• [Given request] Without omitting anything, retype the data that follows.

• [Supplied information]
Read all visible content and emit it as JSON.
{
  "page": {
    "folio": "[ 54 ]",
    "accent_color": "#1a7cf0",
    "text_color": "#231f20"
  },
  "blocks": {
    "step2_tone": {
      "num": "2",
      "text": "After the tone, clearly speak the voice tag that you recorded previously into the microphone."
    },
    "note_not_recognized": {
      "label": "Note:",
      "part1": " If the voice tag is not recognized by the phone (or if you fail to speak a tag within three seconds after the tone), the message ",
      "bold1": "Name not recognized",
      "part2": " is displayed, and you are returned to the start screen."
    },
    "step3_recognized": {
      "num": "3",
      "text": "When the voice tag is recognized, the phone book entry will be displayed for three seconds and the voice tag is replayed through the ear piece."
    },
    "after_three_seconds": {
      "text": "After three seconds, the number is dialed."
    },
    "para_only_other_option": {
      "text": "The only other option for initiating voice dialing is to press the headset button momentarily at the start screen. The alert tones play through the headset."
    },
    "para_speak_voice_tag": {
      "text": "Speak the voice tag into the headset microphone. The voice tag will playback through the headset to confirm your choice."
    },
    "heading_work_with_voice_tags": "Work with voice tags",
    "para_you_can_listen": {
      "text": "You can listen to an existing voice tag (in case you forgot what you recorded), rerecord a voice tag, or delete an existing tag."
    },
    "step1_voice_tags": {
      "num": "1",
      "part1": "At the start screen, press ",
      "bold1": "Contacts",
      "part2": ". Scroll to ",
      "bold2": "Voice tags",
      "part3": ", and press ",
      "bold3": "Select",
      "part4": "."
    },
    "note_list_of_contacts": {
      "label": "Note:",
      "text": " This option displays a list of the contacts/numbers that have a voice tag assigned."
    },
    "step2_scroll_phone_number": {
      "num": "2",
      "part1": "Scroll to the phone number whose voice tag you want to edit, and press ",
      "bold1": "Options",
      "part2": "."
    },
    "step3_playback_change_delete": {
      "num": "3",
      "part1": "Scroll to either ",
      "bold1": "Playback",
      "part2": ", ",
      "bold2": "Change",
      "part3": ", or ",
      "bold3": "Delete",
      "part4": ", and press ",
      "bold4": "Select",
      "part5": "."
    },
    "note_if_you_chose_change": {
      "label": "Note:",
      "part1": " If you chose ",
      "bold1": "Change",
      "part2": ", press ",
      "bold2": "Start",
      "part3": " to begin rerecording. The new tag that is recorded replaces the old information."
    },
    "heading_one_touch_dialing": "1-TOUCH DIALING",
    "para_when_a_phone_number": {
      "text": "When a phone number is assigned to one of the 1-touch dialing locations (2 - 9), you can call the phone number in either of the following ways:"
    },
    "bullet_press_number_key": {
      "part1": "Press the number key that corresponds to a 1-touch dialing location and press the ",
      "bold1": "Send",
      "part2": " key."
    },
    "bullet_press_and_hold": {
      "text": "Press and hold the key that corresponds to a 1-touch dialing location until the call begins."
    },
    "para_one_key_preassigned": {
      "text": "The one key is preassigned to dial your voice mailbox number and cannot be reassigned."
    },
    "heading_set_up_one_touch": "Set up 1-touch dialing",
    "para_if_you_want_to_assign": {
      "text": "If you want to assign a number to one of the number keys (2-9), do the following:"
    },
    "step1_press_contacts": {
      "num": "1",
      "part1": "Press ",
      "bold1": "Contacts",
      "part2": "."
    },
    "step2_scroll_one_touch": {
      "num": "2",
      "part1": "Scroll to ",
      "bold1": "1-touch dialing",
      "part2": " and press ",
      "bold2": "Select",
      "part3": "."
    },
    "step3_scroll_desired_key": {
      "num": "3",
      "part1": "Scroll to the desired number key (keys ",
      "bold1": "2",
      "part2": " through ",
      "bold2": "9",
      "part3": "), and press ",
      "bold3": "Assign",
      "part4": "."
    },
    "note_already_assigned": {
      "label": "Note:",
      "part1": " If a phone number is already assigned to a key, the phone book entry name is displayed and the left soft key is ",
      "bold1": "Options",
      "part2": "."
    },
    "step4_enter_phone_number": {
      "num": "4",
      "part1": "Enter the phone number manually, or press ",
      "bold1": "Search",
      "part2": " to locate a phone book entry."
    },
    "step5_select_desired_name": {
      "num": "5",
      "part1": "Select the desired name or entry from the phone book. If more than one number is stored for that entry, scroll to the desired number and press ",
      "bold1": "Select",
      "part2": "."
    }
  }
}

• [Solution]
Read all visible content and emit it as JSON.
{
  "page": {
    "folio": "[ 54 ]",
    "accent_color": "#1a7cf0",
    "text_color": "#231f20"
  },
  "blocks": {
    "step2_tone": {
      "num": "2",
      "text": "After the tone, clearly speak the voice tag that you recorded previously into the microphone."
    },
    "note_not_recognized": {
      "label": "Note:",
      "part1": " If the voice tag is not recognized by the phone (or if you fail to speak a tag within three seconds after the tone), the message ",
      "bold1": "Name not recognized",
      "part2": " is displayed, and you are returned to the start screen."
    },
    "step3_recognized": {
      "num": "3",
      "text": "When the voice tag is recognized, the phone book entry will be displayed for three seconds and the voice tag is replayed through the ear piece."
    },
    "after_three_seconds": {
      "text": "After three seconds, the number is dialed."
    },
    "para_only_other_option": {
      "text": "The only other option for initiating voice dialing is to press the headset button momentarily at the start screen. The alert tones play through the headset."
    },
    "para_speak_voice_tag": {
      "text": "Speak the voice tag into the headset microphone. The voice tag will playback through the headset to confirm your choice."
    },
    "heading_work_with_voice_tags": "Work with voice tags",
    "para_you_can_listen": {
      "text": "You can listen to an existing voice tag (in case you forgot what you recorded), rerecord a voice tag, or delete an existing tag."
    },
    "step1_voice_tags": {
      "num": "1",
      "part1": "At the start screen, press ",
      "bold1": "Contacts",
      "part2": ". Scroll to ",
      "bold2": "Voice tags",
      "part3": ", and press ",
      "bold3": "Select",
      "part4": "."
    },
    "note_list_of_contacts": {
      "label": "Note:",
      "text": " This option displays a list of the contacts/numbers that have a voice tag assigned."
    },
    "step2_scroll_phone_number": {
      "num": "2",
      "part1": "Scroll to the phone number whose voice tag you want to edit, and press ",
      "bold1": "Options",
      "part2": "."
    },
    "step3_playback_change_delete": {
      "num": "3",
      "part1": "Scroll to either ",
      "bold1": "Playback",
      "part2": ", ",
      "bold2": "Change",
      "part3": ", or ",
      "bold3": "Delete",
      "part4": ", and press ",
      "bold4": "Select",
      "part5": "."
    },
    "note_if_you_chose_change": {
      "label": "Note:",
      "part1": " If you chose ",
      "bold1": "Change",
      "part2": ", press ",
      "bold2": "Start",
      "part3": " to begin rerecording. The new tag that is recorded replaces the old information."
    },
    "heading_one_touch_dialing": "1-TOUCH DIALING",
    "para_when_a_phone_number": {
      "text": "When a phone number is assigned to one of the 1-touch dialing locations (2 - 9), you can call the phone number in either of the following ways:"
    },
    "bullet_press_number_key": {
      "part1": "Press the number key that corresponds to a 1-touch dialing location and press the ",
      "bold1": "Send",
      "part2": " key."
    },
    "bullet_press_and_hold": {
      "text": "Press and hold the key that corresponds to a 1-touch dialing location until the call begins."
    },
    "para_one_key_preassigned": {
      "text": "The one key is preassigned to dial your voice mailbox number and cannot be reassigned."
    },
    "heading_set_up_one_touch": "Set up 1-touch dialing",
    "para_if_you_want_to_assign": {
      "text": "If you want to assign a number to one of the number keys (2-9), do the following:"
    },
    "step1_press_contacts": {
      "num": "1",
      "part1": "Press ",
      "bold1": "Contacts",
      "part2": "."
    },
    "step2_scroll_one_touch": {
      "num": "2",
      "part1": "Scroll to ",
      "bold1": "1-touch dialing",
      "part2": " and press ",
      "bold2": "Select",
      "part3": "."
    },
    "step3_scroll_desired_key": {
      "num": "3",
      "part1": "Scroll to the desired number key (keys ",
      "bold1": "2",
      "part2": " through ",
      "bold2": "9",
      "part3": "), and press ",
      "bold3": "Assign",
      "part4": "."
    },
    "note_already_assigned": {
      "label": "Note:",
      "part1": " If a phone number is already assigned to a key, the phone book entry name is displayed and the left soft key is ",
      "bold1": "Options",
      "part2": "."
    },
    "step4_enter_phone_number": {
      "num": "4",
      "part1": "Enter the phone number manually, or press ",
      "bold1": "Search",
      "part2": " to locate a phone book entry."
    },
    "step5_select_desired_name": {
      "num": "5",
      "part1": "Select the desired name or entry from the phone book. If more than one number is stored for that entry, scroll to the desired number and press ",
      "bold1": "Select",
      "part2": "."
    }
  }
}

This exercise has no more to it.